(Data entries)
----
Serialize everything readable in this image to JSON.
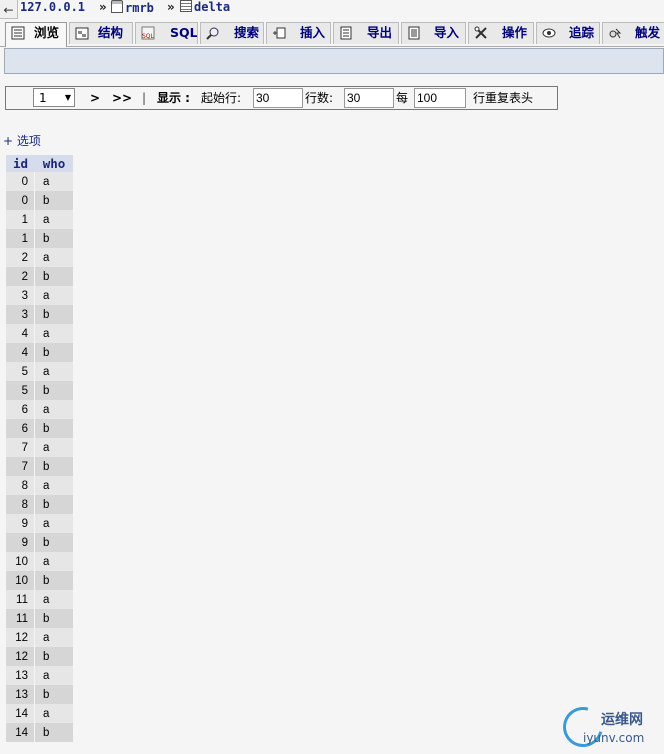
{
  "breadcrumb": {
    "back": "←",
    "server": "127.0.0.1",
    "database": "rmrb",
    "table": "delta",
    "separator": "»"
  },
  "tabs": [
    {
      "label": "浏览",
      "icon": "browse-icon",
      "active": true
    },
    {
      "label": "结构",
      "icon": "structure-icon",
      "active": false
    },
    {
      "label": "SQL",
      "icon": "sql-icon",
      "active": false
    },
    {
      "label": "搜索",
      "icon": "search-icon",
      "active": false
    },
    {
      "label": "插入",
      "icon": "insert-icon",
      "active": false
    },
    {
      "label": "导出",
      "icon": "export-icon",
      "active": false
    },
    {
      "label": "导入",
      "icon": "import-icon",
      "active": false
    },
    {
      "label": "操作",
      "icon": "operations-icon",
      "active": false
    },
    {
      "label": "追踪",
      "icon": "tracking-icon",
      "active": false
    },
    {
      "label": "触发",
      "icon": "triggers-icon",
      "active": false
    }
  ],
  "nav": {
    "page": "1",
    "next": ">",
    "last": ">>",
    "divider": "|",
    "show_label": "显示 :",
    "start_label": "起始行:",
    "start_value": "30",
    "rows_label": "行数:",
    "rows_value": "30",
    "every_label": "每",
    "every_value": "100",
    "repeat_label": "行重复表头"
  },
  "options_link": "+ 选项",
  "table": {
    "columns": [
      "id",
      "who"
    ],
    "rows": [
      [
        "0",
        "a"
      ],
      [
        "0",
        "b"
      ],
      [
        "1",
        "a"
      ],
      [
        "1",
        "b"
      ],
      [
        "2",
        "a"
      ],
      [
        "2",
        "b"
      ],
      [
        "3",
        "a"
      ],
      [
        "3",
        "b"
      ],
      [
        "4",
        "a"
      ],
      [
        "4",
        "b"
      ],
      [
        "5",
        "a"
      ],
      [
        "5",
        "b"
      ],
      [
        "6",
        "a"
      ],
      [
        "6",
        "b"
      ],
      [
        "7",
        "a"
      ],
      [
        "7",
        "b"
      ],
      [
        "8",
        "a"
      ],
      [
        "8",
        "b"
      ],
      [
        "9",
        "a"
      ],
      [
        "9",
        "b"
      ],
      [
        "10",
        "a"
      ],
      [
        "10",
        "b"
      ],
      [
        "11",
        "a"
      ],
      [
        "11",
        "b"
      ],
      [
        "12",
        "a"
      ],
      [
        "12",
        "b"
      ],
      [
        "13",
        "a"
      ],
      [
        "13",
        "b"
      ],
      [
        "14",
        "a"
      ],
      [
        "14",
        "b"
      ]
    ]
  },
  "watermark": {
    "line1": "运维网",
    "line2": "iyunv.com"
  },
  "colors": {
    "link": "#1a2a7a",
    "header_bg": "#d6dceb",
    "row_odd": "#e6e6e6",
    "row_even": "#d6d6d6"
  }
}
----
All of the lines above should be retyped precisely, apart from the pictures.

Serialize everything readable in this image to JSON.
{
  "breadcrumb": {
    "back": "←",
    "server": "127.0.0.1",
    "database": "rmrb",
    "table": "delta",
    "separator": "»"
  },
  "tabs": [
    {
      "label": "浏览",
      "icon": "browse-icon",
      "active": true
    },
    {
      "label": "结构",
      "icon": "structure-icon",
      "active": false
    },
    {
      "label": "SQL",
      "icon": "sql-icon",
      "active": false
    },
    {
      "label": "搜索",
      "icon": "search-icon",
      "active": false
    },
    {
      "label": "插入",
      "icon": "insert-icon",
      "active": false
    },
    {
      "label": "导出",
      "icon": "export-icon",
      "active": false
    },
    {
      "label": "导入",
      "icon": "import-icon",
      "active": false
    },
    {
      "label": "操作",
      "icon": "operations-icon",
      "active": false
    },
    {
      "label": "追踪",
      "icon": "tracking-icon",
      "active": false
    },
    {
      "label": "触发",
      "icon": "triggers-icon",
      "active": false
    }
  ],
  "nav": {
    "page": "1",
    "next": ">",
    "last": ">>",
    "divider": "|",
    "show_label": "显示 :",
    "start_label": "起始行:",
    "start_value": "30",
    "rows_label": "行数:",
    "rows_value": "30",
    "every_label": "每",
    "every_value": "100",
    "repeat_label": "行重复表头"
  },
  "options_link": "+ 选项",
  "table": {
    "columns": [
      "id",
      "who"
    ],
    "rows": [
      [
        "0",
        "a"
      ],
      [
        "0",
        "b"
      ],
      [
        "1",
        "a"
      ],
      [
        "1",
        "b"
      ],
      [
        "2",
        "a"
      ],
      [
        "2",
        "b"
      ],
      [
        "3",
        "a"
      ],
      [
        "3",
        "b"
      ],
      [
        "4",
        "a"
      ],
      [
        "4",
        "b"
      ],
      [
        "5",
        "a"
      ],
      [
        "5",
        "b"
      ],
      [
        "6",
        "a"
      ],
      [
        "6",
        "b"
      ],
      [
        "7",
        "a"
      ],
      [
        "7",
        "b"
      ],
      [
        "8",
        "a"
      ],
      [
        "8",
        "b"
      ],
      [
        "9",
        "a"
      ],
      [
        "9",
        "b"
      ],
      [
        "10",
        "a"
      ],
      [
        "10",
        "b"
      ],
      [
        "11",
        "a"
      ],
      [
        "11",
        "b"
      ],
      [
        "12",
        "a"
      ],
      [
        "12",
        "b"
      ],
      [
        "13",
        "a"
      ],
      [
        "13",
        "b"
      ],
      [
        "14",
        "a"
      ],
      [
        "14",
        "b"
      ]
    ]
  },
  "watermark": {
    "line1": "运维网",
    "line2": "iyunv.com"
  },
  "colors": {
    "link": "#1a2a7a",
    "header_bg": "#d6dceb",
    "row_odd": "#e6e6e6",
    "row_even": "#d6d6d6"
  }
}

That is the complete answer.